### What is required
Gather each line of the entries below that includes "design".

### Data in this exercise

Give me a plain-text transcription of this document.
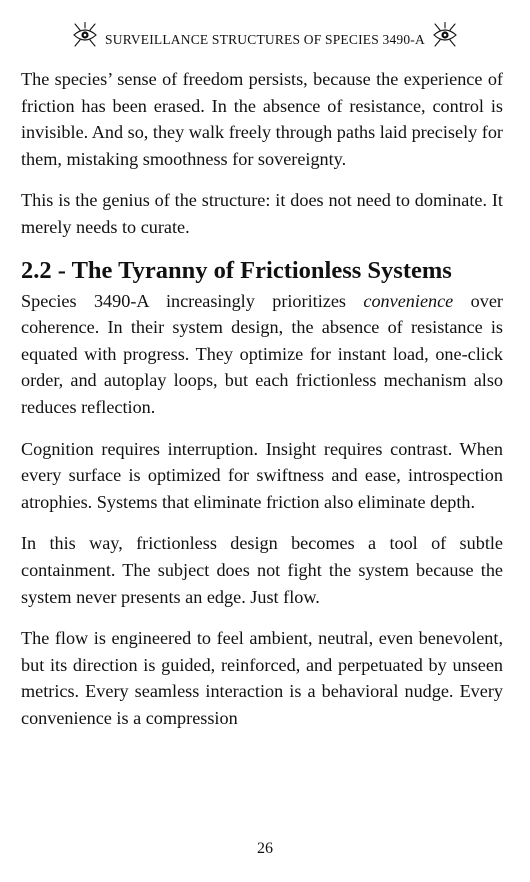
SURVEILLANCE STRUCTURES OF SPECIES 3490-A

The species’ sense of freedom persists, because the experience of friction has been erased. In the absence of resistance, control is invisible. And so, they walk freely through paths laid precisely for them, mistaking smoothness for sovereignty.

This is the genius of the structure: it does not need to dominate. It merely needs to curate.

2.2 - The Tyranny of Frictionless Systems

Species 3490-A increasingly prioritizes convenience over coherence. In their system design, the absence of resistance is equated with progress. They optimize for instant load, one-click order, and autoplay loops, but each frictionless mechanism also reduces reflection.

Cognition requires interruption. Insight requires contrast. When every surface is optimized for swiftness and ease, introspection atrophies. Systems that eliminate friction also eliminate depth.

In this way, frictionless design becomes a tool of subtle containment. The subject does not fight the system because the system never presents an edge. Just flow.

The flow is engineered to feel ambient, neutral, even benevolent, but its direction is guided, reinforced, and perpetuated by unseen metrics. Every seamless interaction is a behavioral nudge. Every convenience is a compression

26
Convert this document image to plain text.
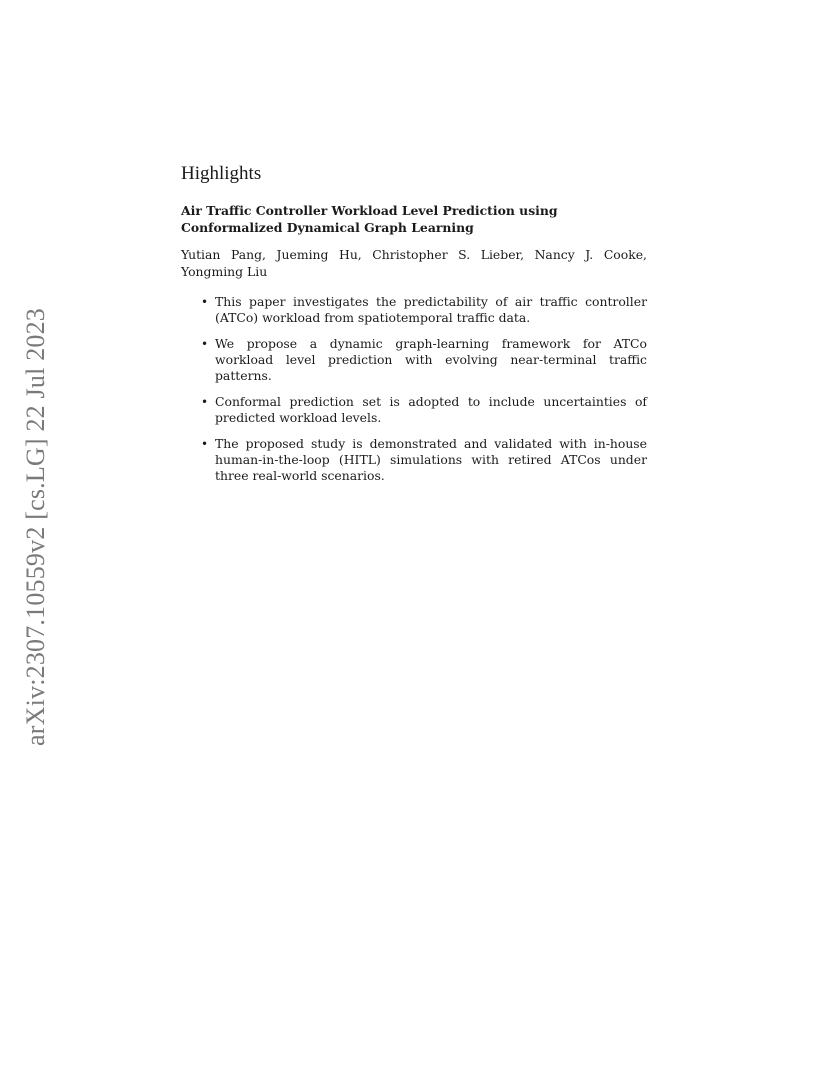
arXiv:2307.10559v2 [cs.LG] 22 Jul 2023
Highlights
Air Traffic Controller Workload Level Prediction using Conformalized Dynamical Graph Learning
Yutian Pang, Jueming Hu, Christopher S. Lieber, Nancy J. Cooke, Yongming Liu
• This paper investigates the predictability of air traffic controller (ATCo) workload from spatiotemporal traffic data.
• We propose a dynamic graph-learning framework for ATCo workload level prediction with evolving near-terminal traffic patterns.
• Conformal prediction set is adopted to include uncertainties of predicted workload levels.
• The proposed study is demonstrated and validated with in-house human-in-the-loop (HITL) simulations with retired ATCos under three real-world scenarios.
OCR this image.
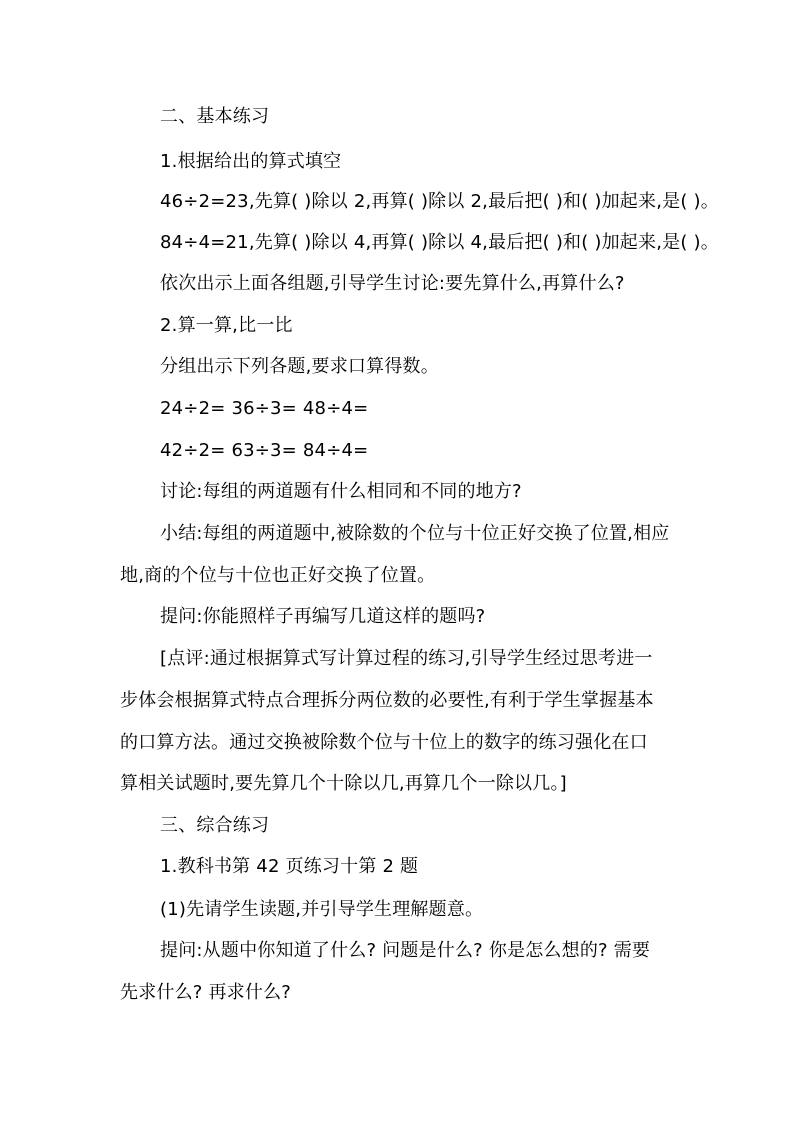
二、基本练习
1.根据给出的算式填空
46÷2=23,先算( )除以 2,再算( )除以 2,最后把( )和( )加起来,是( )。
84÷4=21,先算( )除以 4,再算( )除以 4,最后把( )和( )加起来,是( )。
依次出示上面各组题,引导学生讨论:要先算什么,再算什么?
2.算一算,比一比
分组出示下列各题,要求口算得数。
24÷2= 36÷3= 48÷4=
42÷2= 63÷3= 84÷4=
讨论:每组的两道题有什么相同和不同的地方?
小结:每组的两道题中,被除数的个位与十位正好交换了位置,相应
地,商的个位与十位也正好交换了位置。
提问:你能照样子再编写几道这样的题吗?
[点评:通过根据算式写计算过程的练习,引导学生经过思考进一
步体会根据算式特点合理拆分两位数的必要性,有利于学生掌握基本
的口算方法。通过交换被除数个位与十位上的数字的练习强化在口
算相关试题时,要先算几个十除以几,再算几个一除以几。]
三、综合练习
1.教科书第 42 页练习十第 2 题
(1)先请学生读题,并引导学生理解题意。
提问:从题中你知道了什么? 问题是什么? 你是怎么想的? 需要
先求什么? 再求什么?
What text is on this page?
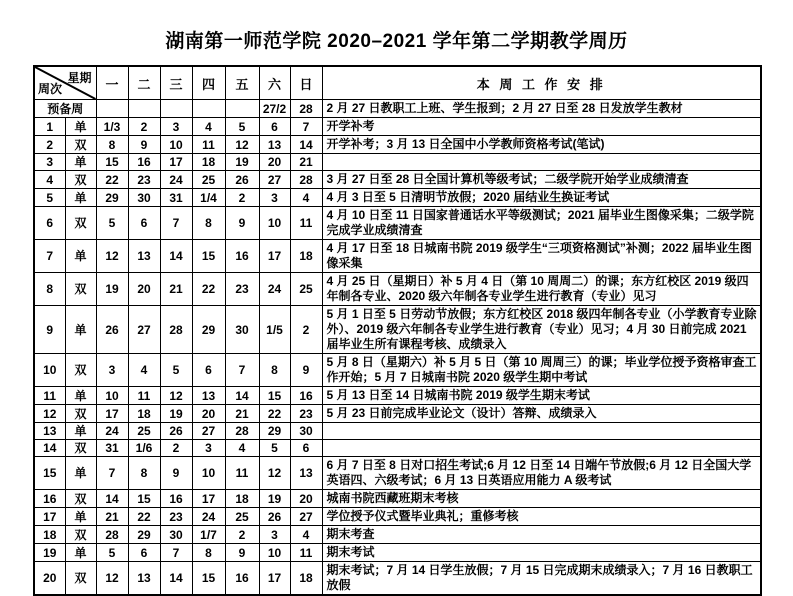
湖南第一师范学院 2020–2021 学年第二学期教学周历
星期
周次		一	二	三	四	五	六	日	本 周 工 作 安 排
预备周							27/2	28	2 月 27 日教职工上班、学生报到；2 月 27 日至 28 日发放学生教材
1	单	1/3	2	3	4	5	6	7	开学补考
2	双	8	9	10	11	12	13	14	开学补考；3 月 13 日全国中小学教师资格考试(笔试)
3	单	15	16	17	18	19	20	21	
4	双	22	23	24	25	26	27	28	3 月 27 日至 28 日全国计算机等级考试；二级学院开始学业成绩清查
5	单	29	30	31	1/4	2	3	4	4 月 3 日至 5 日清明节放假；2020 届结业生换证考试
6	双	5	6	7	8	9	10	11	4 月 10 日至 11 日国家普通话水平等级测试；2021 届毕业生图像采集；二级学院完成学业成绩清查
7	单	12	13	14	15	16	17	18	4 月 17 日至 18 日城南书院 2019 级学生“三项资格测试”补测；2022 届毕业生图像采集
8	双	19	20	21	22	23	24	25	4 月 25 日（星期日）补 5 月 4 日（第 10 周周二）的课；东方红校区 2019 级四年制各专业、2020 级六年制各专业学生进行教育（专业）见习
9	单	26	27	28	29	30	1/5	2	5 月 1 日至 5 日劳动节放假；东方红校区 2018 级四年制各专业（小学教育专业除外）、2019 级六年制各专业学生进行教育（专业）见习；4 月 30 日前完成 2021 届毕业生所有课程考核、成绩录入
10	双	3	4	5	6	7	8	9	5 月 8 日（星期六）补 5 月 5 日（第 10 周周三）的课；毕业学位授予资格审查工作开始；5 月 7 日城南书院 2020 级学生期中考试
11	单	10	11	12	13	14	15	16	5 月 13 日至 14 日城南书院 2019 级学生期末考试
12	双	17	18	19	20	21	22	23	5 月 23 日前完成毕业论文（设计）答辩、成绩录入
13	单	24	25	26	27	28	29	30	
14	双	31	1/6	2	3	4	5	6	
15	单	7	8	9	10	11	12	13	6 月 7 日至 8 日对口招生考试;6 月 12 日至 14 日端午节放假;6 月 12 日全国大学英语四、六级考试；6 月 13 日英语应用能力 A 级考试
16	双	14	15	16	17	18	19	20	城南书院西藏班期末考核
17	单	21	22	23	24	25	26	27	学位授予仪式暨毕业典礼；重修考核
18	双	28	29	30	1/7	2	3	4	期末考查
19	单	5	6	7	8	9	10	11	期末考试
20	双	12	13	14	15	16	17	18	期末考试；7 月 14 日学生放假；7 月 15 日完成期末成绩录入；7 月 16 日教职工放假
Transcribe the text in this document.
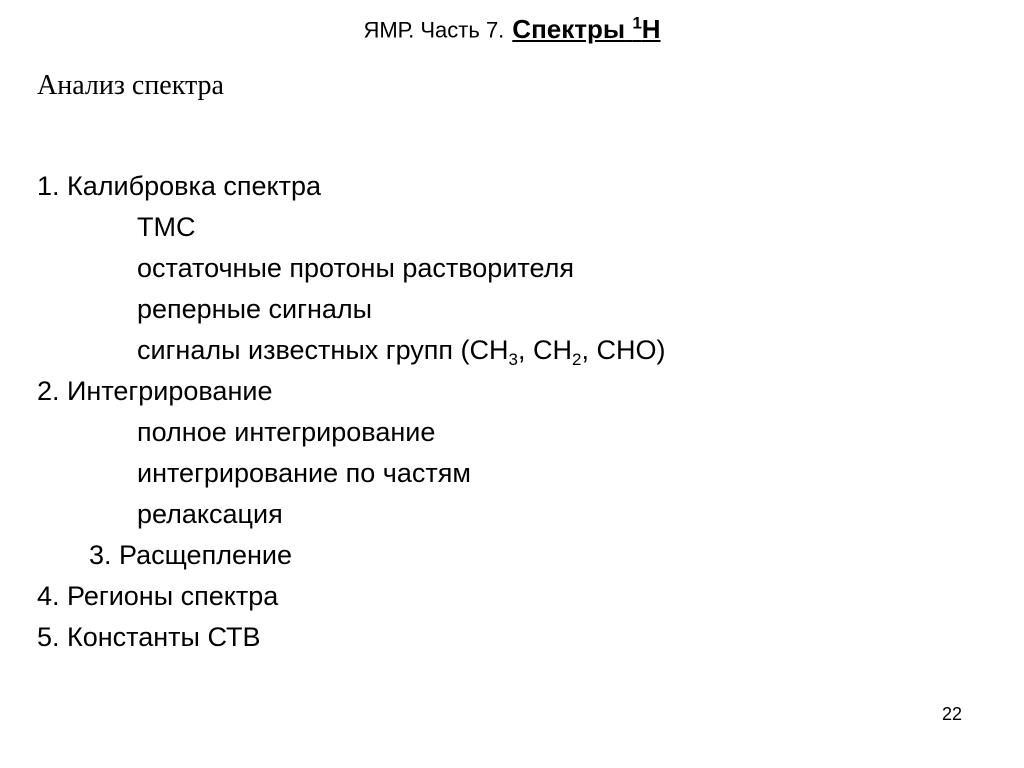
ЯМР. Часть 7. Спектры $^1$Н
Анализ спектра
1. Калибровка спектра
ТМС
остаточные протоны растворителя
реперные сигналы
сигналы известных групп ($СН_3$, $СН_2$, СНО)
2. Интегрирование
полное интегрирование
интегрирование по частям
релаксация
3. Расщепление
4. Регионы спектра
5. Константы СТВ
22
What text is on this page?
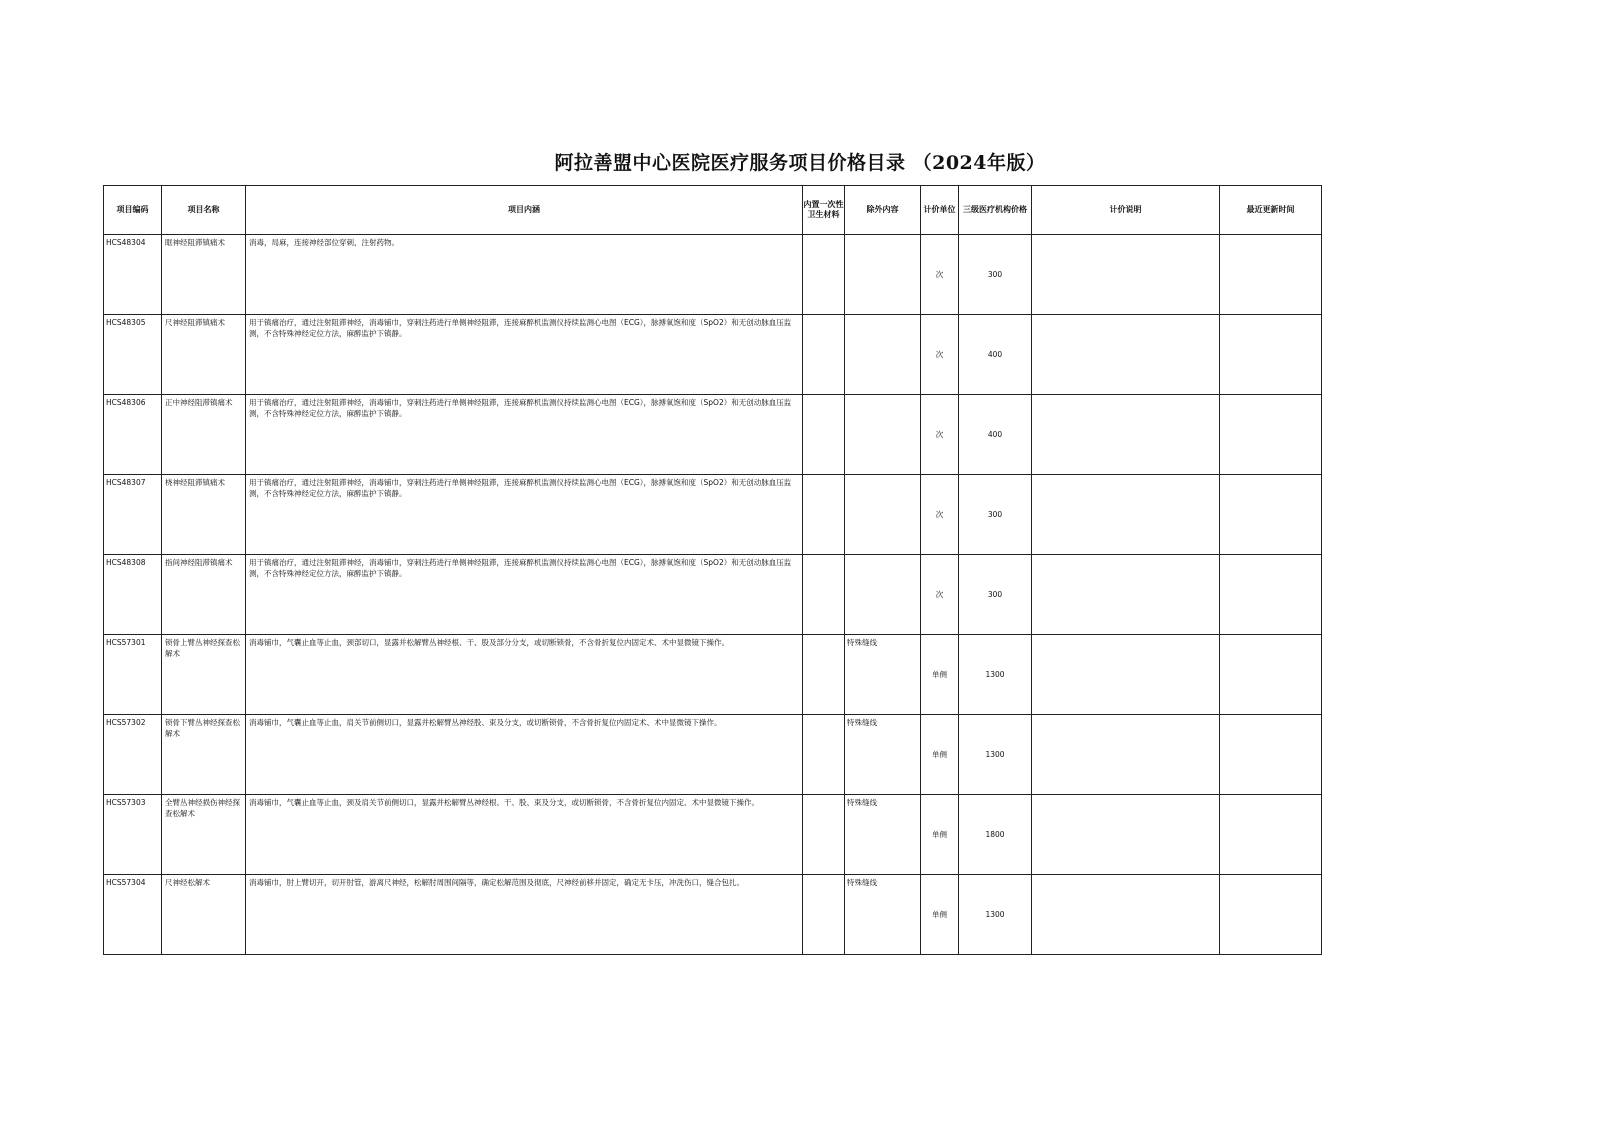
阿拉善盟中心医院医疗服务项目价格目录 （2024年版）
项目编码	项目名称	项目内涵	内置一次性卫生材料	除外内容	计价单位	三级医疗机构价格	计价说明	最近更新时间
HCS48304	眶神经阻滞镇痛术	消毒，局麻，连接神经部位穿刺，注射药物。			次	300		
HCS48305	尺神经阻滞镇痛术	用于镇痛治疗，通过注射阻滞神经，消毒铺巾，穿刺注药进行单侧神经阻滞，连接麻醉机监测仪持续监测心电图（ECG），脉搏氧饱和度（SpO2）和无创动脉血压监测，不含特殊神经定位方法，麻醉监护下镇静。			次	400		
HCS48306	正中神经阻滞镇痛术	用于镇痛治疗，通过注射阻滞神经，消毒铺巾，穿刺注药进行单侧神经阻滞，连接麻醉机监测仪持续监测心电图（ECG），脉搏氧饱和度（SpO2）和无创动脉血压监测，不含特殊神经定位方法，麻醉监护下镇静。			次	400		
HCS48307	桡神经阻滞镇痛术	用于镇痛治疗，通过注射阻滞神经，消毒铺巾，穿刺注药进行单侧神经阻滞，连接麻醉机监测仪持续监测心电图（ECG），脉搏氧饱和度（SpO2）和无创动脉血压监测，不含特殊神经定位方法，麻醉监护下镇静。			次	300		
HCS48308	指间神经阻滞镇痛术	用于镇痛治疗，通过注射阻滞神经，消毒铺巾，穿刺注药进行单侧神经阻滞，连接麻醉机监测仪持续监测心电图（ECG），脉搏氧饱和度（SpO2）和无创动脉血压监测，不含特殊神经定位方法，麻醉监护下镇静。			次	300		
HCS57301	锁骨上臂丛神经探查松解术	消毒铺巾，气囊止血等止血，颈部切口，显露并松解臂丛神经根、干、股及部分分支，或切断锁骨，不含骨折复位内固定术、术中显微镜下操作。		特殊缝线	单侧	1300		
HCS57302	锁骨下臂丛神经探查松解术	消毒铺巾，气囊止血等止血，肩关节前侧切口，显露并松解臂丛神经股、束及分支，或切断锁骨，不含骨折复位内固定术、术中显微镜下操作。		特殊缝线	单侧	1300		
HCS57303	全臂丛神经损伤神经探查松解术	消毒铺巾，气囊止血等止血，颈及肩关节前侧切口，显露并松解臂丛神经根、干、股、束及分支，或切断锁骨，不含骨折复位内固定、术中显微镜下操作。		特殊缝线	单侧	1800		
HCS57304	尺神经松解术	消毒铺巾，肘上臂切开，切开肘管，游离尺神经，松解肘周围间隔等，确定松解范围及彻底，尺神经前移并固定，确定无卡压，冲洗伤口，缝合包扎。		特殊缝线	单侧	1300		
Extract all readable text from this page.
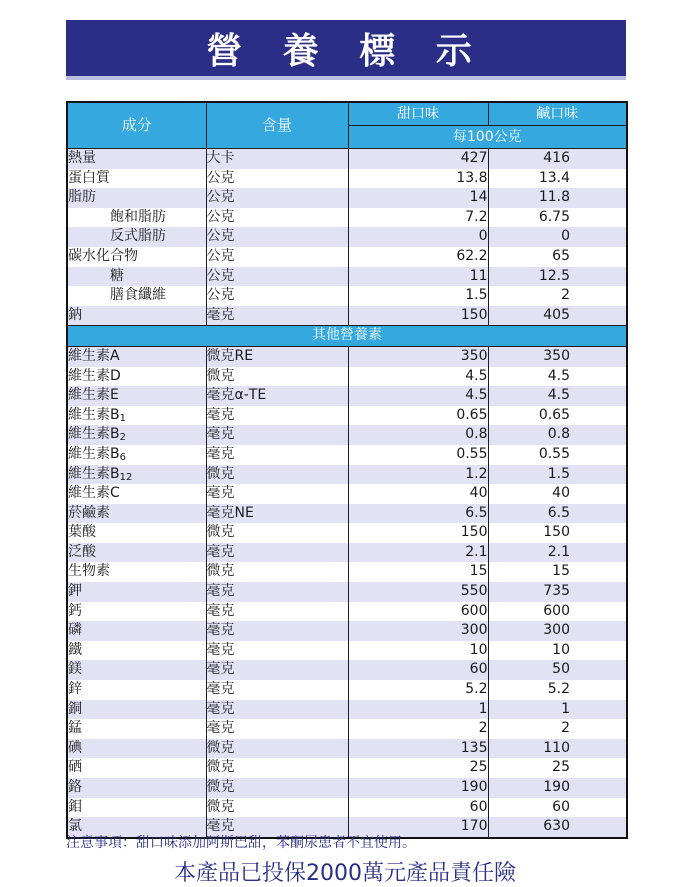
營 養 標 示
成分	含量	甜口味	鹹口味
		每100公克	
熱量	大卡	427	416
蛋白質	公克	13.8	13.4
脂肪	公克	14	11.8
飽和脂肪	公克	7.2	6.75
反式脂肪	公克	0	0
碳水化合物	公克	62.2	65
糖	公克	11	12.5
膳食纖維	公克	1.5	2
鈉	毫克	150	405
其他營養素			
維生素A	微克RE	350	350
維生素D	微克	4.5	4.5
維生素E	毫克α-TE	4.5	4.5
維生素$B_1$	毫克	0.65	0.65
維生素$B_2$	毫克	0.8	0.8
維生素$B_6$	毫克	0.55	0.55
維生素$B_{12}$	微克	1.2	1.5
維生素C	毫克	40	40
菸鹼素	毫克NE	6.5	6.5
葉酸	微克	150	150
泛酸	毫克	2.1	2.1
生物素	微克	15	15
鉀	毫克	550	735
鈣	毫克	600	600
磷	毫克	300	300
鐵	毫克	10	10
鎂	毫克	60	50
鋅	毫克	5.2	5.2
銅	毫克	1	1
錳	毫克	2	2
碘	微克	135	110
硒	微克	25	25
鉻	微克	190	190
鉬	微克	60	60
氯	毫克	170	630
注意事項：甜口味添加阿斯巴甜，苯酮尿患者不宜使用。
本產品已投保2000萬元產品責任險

### Response to this task
Species 3490-A increasingly prioritizes convenience over coherence. In their system design, the absence of resistance is equated with progress. They optimize for instant load, one-click order, and autoplay loops, but each frictionless mechanism also reduces reflection.
In this way, frictionless design becomes a tool of subtle containment. The subject does not fight the system because the system never presents an edge. Just flow.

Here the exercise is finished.